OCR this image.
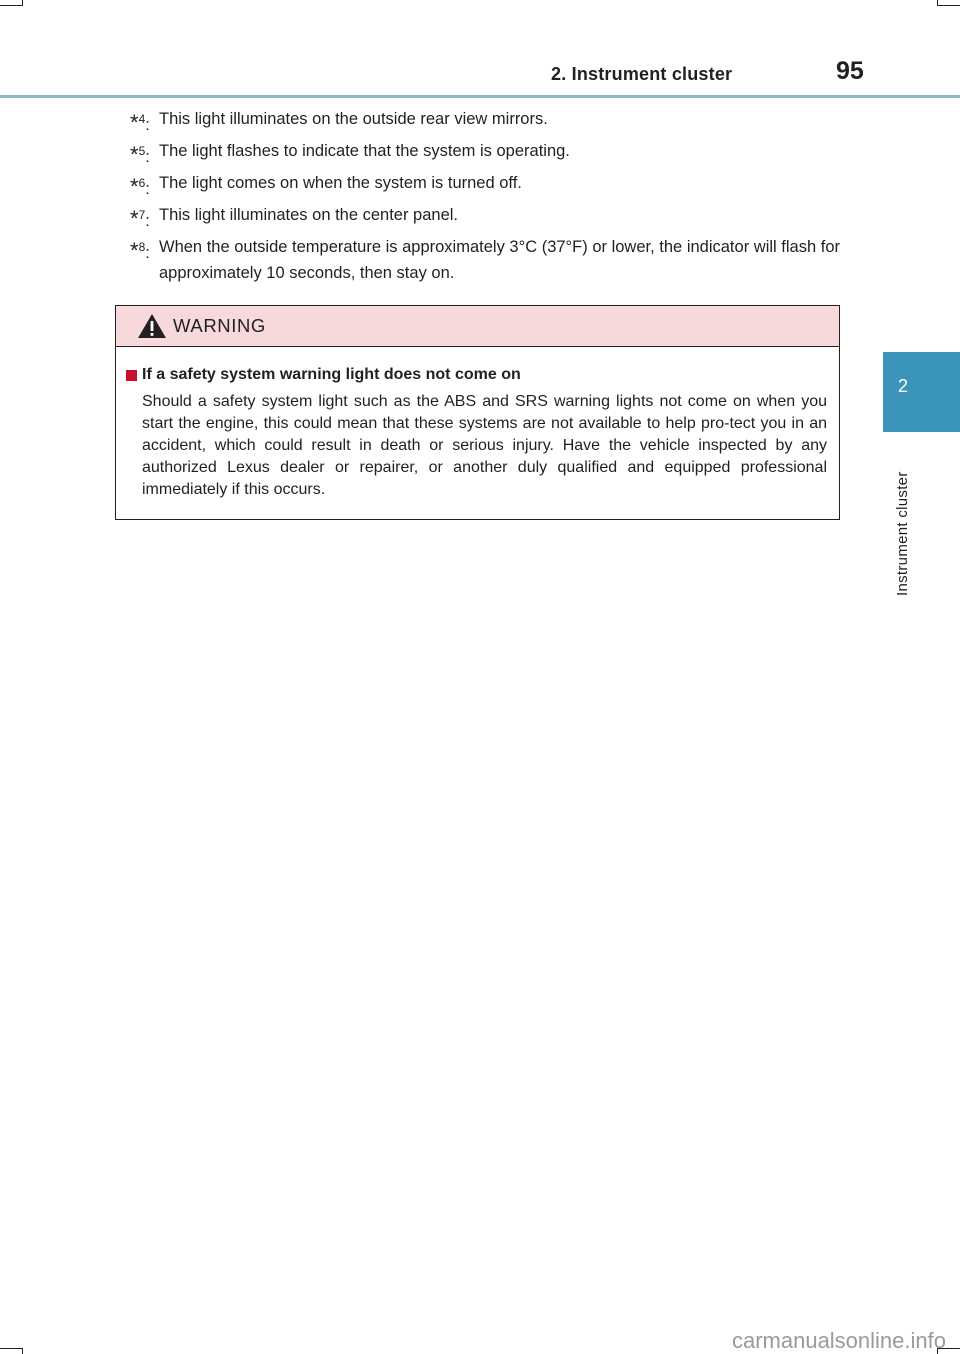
2. Instrument cluster	95
2
Instrument cluster
*$^4$: This light illuminates on the outside rear view mirrors.
*$^5$: The light flashes to indicate that the system is operating.
*$^6$: The light comes on when the system is turned off.
*$^7$: This light illuminates on the center panel.
*$^8$: When the outside temperature is approximately 3°C (37°F) or lower, the indicator will flash for approximately 10 seconds, then stay on.
WARNING
If a safety system warning light does not come on
Should a safety system light such as the ABS and SRS warning lights not come on when you start the engine, this could mean that these systems are not available to help pro-tect you in an accident, which could result in death or serious injury. Have the vehicle inspected by any authorized Lexus dealer or repairer, or another duly qualified and equipped professional immediately if this occurs.
carmanualsonline.info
◇ ◇ ◇
THE TASK —
Which lines hold the word "Instrument"? Return all of them from the records above.

FINISHED EXERCISE —
2. Instrument cluster	95
Instrument cluster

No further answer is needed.